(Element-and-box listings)

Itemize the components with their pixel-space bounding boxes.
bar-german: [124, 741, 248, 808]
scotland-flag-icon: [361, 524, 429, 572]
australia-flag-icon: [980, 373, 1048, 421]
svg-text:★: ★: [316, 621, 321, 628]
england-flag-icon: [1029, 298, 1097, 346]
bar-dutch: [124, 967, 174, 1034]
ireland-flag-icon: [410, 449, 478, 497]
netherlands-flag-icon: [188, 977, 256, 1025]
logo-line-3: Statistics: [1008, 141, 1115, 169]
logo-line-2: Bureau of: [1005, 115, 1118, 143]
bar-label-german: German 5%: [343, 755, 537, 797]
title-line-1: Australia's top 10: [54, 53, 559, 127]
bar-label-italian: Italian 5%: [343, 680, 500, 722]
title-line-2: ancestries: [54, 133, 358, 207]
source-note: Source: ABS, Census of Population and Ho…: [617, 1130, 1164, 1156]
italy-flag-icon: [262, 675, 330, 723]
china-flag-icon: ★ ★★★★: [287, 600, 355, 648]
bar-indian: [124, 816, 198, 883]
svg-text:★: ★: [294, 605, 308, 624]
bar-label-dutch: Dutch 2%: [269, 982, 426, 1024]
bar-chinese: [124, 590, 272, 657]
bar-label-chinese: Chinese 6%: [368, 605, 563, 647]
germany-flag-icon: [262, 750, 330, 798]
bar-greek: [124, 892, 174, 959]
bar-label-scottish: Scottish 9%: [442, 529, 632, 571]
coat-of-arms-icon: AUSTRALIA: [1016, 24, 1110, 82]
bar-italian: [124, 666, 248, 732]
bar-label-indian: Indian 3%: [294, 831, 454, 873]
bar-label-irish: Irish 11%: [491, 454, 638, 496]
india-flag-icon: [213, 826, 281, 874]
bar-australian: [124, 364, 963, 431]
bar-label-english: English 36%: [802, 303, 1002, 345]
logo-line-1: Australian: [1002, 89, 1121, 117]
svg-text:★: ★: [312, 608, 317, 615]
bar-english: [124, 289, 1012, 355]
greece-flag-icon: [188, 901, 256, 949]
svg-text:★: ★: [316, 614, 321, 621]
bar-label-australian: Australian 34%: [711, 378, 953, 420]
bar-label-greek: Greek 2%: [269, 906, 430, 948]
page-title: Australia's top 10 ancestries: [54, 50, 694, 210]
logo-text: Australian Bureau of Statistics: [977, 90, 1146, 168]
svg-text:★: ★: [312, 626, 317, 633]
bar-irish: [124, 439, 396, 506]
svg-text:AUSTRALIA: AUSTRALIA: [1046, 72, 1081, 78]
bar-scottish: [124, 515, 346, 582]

## The problem
Copy out every line of the material above without any changes.

## Answer to this exercise
Itemize the components with their pixel-space bounding boxes.
bar-german: [124, 741, 248, 808]
scotland-flag-icon: [361, 524, 429, 572]
australia-flag-icon: [980, 373, 1048, 421]
svg-text:★: ★: [316, 621, 321, 628]
england-flag-icon: [1029, 298, 1097, 346]
bar-dutch: [124, 967, 174, 1034]
ireland-flag-icon: [410, 449, 478, 497]
netherlands-flag-icon: [188, 977, 256, 1025]
logo-line-3: Statistics: [1008, 141, 1115, 169]
logo-line-2: Bureau of: [1005, 115, 1118, 143]
bar-label-german: German 5%: [343, 755, 537, 797]
title-line-1: Australia's top 10: [54, 53, 559, 127]
bar-label-italian: Italian 5%: [343, 680, 500, 722]
title-line-2: ancestries: [54, 133, 358, 207]
source-note: Source: ABS, Census of Population and Ho…: [617, 1130, 1164, 1156]
italy-flag-icon: [262, 675, 330, 723]
china-flag-icon: ★ ★★★★: [287, 600, 355, 648]
bar-indian: [124, 816, 198, 883]
svg-text:★: ★: [294, 605, 308, 624]
bar-label-dutch: Dutch 2%: [269, 982, 426, 1024]
bar-chinese: [124, 590, 272, 657]
bar-label-chinese: Chinese 6%: [368, 605, 563, 647]
germany-flag-icon: [262, 750, 330, 798]
bar-greek: [124, 892, 174, 959]
bar-label-scottish: Scottish 9%: [442, 529, 632, 571]
coat-of-arms-icon: AUSTRALIA: [1016, 24, 1110, 82]
bar-italian: [124, 666, 248, 732]
bar-label-indian: Indian 3%: [294, 831, 454, 873]
bar-label-irish: Irish 11%: [491, 454, 638, 496]
india-flag-icon: [213, 826, 281, 874]
bar-australian: [124, 364, 963, 431]
bar-label-english: English 36%: [802, 303, 1002, 345]
logo-line-1: Australian: [1002, 89, 1121, 117]
svg-text:★: ★: [312, 608, 317, 615]
bar-english: [124, 289, 1012, 355]
greece-flag-icon: [188, 901, 256, 949]
svg-text:★: ★: [316, 614, 321, 621]
bar-label-australian: Australian 34%: [711, 378, 953, 420]
bar-label-greek: Greek 2%: [269, 906, 430, 948]
page-title: Australia's top 10 ancestries: [54, 50, 694, 210]
logo-text: Australian Bureau of Statistics: [977, 90, 1146, 168]
svg-text:★: ★: [312, 626, 317, 633]
bar-irish: [124, 439, 396, 506]
svg-text:AUSTRALIA: AUSTRALIA: [1046, 72, 1081, 78]
bar-scottish: [124, 515, 346, 582]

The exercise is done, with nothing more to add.